Available records:
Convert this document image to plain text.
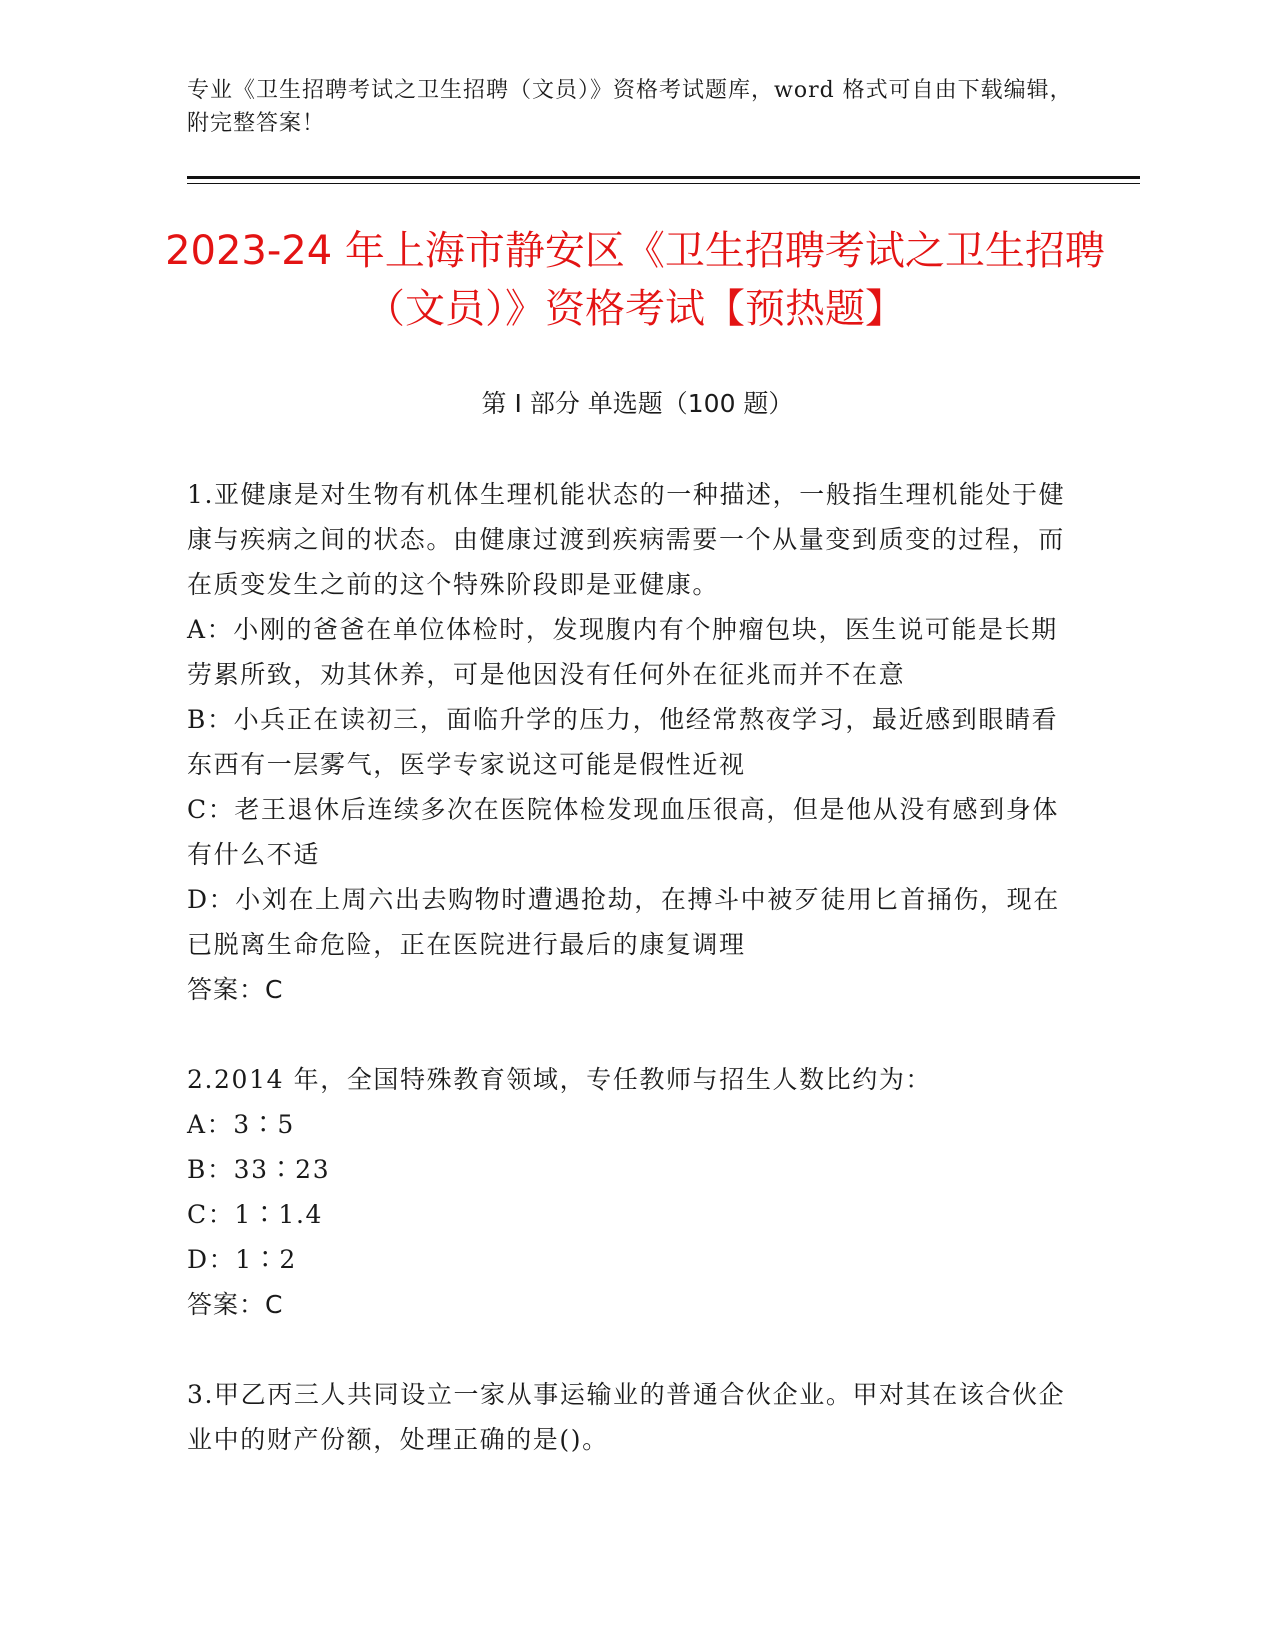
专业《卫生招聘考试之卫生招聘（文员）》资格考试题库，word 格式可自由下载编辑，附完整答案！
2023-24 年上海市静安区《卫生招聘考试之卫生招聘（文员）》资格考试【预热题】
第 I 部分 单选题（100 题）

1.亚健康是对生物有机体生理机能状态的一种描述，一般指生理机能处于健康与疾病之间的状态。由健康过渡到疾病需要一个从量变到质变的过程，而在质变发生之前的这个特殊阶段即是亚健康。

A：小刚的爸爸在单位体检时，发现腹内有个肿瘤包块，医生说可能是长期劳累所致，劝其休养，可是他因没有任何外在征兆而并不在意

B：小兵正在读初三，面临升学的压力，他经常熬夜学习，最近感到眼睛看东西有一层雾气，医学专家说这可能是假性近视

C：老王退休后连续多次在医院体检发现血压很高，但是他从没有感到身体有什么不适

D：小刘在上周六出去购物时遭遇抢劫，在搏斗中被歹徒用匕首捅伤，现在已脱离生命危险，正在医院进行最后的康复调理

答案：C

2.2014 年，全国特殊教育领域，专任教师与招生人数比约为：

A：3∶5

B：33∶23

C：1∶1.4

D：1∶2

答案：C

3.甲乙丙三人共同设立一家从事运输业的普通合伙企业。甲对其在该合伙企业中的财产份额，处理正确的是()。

Written request:
Lines that hold the word "卫生招聘考试之卫生招聘" are the ones to return, every one of them.

Output for this task:
专业《卫生招聘考试之卫生招聘（文员）》资格考试题库，word 格式可自由下载编辑，附完整答案！
2023-24 年上海市静安区《卫生招聘考试之卫生招聘（文员）》资格考试【预热题】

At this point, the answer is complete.